READING PASSAGE:
## BEGIN
This program still has bugs, as the return values for various methods aren't checked. Notably, the return value to calloc() isn't checked to see if it's null. But this is a good start.

"Definitely Lost" vs. "Still Reachable"

Before the leak was fixed, Valgrind said that the memory allocated by calloc() was "definitely lost", whereas the memory allocated by fopen() was "still reachable". The Valgrind FAQ has this explanation for the difference between "definitely lost" and "still reachable". The short version is that "definitely lost" memory is just that: definitely an error. Memory that is "still reachable" is the least worrisome kind of memory leak: it's memory that could have been freed, but wasn't allocated in an unbounded way.

What's actually happening here is that when the file is opened, glibc allocates a structure for the FILE* object. This structure has things like the underlying file descriptor number, the file name, a read buffer for the file, and usually a mutex (depending on how glibc was compiled). Since there are a bounded number of file descriptors you can actually open, there's also a bounded amount of memory you can leak in this way before the program would fail to open new files.

Furthermore, many people don't care if their program exits with open file descriptors. For instance, do you close stdin, stdout, and stderr before exiting your program? Those are also FILE* objects allocated by glibc. No one bothers to close these before exiting, and it's not a big deal.
## END
ENTRIES PROVIDED:
## BEGIN
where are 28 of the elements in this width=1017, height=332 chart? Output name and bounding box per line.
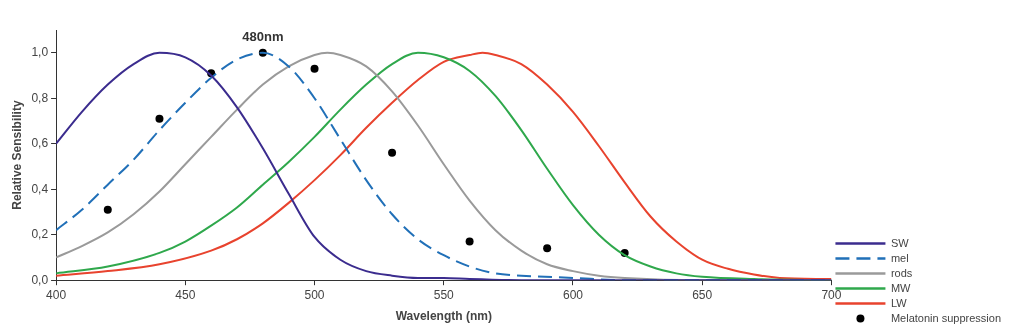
## END
## BEGIN
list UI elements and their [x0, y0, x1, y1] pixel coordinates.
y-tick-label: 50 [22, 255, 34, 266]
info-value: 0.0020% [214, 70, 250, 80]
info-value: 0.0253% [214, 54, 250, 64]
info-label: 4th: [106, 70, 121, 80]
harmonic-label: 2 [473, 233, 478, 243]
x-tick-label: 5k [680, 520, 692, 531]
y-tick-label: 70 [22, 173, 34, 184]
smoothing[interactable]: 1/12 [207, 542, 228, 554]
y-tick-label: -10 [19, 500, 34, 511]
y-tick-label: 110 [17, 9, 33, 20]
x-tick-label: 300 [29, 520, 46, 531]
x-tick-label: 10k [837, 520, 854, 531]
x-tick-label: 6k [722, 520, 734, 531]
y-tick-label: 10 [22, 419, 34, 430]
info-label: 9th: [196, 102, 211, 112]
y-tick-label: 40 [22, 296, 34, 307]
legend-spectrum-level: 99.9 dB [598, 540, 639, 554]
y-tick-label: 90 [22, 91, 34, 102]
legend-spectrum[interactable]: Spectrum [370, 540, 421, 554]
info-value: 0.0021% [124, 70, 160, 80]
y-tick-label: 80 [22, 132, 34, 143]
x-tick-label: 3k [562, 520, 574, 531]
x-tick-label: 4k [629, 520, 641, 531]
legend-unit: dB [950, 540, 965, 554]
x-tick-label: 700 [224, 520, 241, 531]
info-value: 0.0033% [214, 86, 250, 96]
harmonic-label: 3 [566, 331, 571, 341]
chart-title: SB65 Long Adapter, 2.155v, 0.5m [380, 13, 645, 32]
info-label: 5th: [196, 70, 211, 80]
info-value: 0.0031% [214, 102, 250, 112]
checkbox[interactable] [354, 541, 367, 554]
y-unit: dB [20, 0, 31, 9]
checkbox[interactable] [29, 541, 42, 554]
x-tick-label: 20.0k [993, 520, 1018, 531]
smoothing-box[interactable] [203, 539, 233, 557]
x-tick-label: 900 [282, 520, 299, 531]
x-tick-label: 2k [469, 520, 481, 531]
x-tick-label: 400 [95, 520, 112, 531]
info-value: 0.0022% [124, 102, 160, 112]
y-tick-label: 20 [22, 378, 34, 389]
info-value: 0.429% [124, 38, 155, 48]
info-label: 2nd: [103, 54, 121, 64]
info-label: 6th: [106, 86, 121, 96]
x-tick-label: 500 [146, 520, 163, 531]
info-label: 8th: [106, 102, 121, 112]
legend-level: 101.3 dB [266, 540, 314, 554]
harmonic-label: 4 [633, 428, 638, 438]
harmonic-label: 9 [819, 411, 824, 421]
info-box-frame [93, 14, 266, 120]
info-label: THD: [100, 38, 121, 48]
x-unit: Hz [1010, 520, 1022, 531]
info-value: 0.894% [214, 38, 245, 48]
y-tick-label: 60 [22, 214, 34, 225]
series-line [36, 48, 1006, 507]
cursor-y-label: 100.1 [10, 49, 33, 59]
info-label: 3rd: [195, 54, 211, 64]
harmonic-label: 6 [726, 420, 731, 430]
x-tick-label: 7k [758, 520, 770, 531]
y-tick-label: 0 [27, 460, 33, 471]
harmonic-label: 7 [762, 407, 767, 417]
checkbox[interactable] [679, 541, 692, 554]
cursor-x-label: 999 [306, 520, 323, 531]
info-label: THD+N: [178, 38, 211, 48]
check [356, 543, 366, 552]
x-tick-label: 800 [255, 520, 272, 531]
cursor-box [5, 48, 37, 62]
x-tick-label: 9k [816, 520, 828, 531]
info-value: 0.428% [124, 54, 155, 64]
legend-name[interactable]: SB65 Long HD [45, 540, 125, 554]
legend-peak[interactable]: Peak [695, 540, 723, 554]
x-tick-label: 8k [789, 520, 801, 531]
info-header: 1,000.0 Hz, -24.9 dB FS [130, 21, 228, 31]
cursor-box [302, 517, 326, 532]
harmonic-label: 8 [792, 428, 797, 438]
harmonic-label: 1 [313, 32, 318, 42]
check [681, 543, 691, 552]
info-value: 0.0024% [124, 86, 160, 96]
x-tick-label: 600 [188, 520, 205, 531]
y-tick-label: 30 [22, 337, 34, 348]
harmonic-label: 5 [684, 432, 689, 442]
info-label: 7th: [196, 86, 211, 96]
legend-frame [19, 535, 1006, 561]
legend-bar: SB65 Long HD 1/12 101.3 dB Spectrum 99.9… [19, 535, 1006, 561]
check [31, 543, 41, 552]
## END
TASK BRIEF: In the Valgrind passage, what kind of memory is described as the least worrisome kind of memory leak?

TASK ANSWER: Memory that is "still reachable"